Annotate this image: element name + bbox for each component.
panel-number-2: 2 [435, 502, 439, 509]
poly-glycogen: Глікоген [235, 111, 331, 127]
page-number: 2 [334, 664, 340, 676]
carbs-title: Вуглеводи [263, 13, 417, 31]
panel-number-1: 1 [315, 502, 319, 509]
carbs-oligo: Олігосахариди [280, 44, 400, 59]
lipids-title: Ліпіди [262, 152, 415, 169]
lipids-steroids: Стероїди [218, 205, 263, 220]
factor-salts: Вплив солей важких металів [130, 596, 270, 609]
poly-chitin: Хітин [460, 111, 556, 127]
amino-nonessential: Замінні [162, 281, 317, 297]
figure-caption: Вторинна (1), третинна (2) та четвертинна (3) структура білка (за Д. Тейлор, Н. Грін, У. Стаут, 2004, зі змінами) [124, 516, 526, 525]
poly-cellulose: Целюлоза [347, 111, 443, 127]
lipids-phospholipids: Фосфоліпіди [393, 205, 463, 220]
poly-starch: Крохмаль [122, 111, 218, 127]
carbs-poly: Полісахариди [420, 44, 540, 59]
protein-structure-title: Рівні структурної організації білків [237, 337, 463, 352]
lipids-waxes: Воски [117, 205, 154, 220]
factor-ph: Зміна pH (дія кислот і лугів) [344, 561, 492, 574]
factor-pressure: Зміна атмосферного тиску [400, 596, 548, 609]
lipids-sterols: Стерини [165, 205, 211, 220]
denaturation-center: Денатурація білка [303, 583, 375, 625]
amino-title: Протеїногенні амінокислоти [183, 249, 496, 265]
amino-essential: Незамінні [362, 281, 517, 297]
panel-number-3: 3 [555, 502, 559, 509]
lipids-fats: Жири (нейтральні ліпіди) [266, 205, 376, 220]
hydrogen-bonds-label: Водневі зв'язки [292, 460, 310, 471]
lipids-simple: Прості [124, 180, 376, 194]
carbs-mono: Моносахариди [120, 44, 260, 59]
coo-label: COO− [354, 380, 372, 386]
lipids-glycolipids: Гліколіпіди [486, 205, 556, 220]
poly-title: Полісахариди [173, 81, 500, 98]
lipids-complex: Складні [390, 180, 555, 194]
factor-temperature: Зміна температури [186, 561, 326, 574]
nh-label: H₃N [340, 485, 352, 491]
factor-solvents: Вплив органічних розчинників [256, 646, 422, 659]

====

Transcribe every record above exactly as it appears.

RESULT FOR THIS TASK:
Annotate this image: element name + bbox for each component.
panel-number-2: 2 [435, 502, 439, 509]
poly-glycogen: Глікоген [235, 111, 331, 127]
page-number: 2 [334, 664, 340, 676]
carbs-title: Вуглеводи [263, 13, 417, 31]
panel-number-1: 1 [315, 502, 319, 509]
carbs-oligo: Олігосахариди [280, 44, 400, 59]
lipids-title: Ліпіди [262, 152, 415, 169]
lipids-steroids: Стероїди [218, 205, 263, 220]
factor-salts: Вплив солей важких металів [130, 596, 270, 609]
poly-chitin: Хітин [460, 111, 556, 127]
amino-nonessential: Замінні [162, 281, 317, 297]
figure-caption: Вторинна (1), третинна (2) та четвертинна (3) структура білка (за Д. Тейлор, Н. Грін, У. Стаут, 2004, зі змінами) [124, 516, 526, 525]
poly-cellulose: Целюлоза [347, 111, 443, 127]
lipids-phospholipids: Фосфоліпіди [393, 205, 463, 220]
poly-starch: Крохмаль [122, 111, 218, 127]
carbs-poly: Полісахариди [420, 44, 540, 59]
protein-structure-title: Рівні структурної організації білків [237, 337, 463, 352]
lipids-waxes: Воски [117, 205, 154, 220]
factor-ph: Зміна pH (дія кислот і лугів) [344, 561, 492, 574]
factor-pressure: Зміна атмосферного тиску [400, 596, 548, 609]
lipids-sterols: Стерини [165, 205, 211, 220]
denaturation-center: Денатурація білка [303, 583, 375, 625]
amino-title: Протеїногенні амінокислоти [183, 249, 496, 265]
amino-essential: Незамінні [362, 281, 517, 297]
panel-number-3: 3 [555, 502, 559, 509]
lipids-fats: Жири (нейтральні ліпіди) [266, 205, 376, 220]
hydrogen-bonds-label: Водневі зв'язки [292, 460, 310, 471]
lipids-simple: Прості [124, 180, 376, 194]
carbs-mono: Моносахариди [120, 44, 260, 59]
coo-label: COO− [354, 380, 372, 386]
lipids-glycolipids: Гліколіпіди [486, 205, 556, 220]
poly-title: Полісахариди [173, 81, 500, 98]
lipids-complex: Складні [390, 180, 555, 194]
factor-temperature: Зміна температури [186, 561, 326, 574]
nh-label: H₃N [340, 485, 352, 491]
factor-solvents: Вплив органічних розчинників [256, 646, 422, 659]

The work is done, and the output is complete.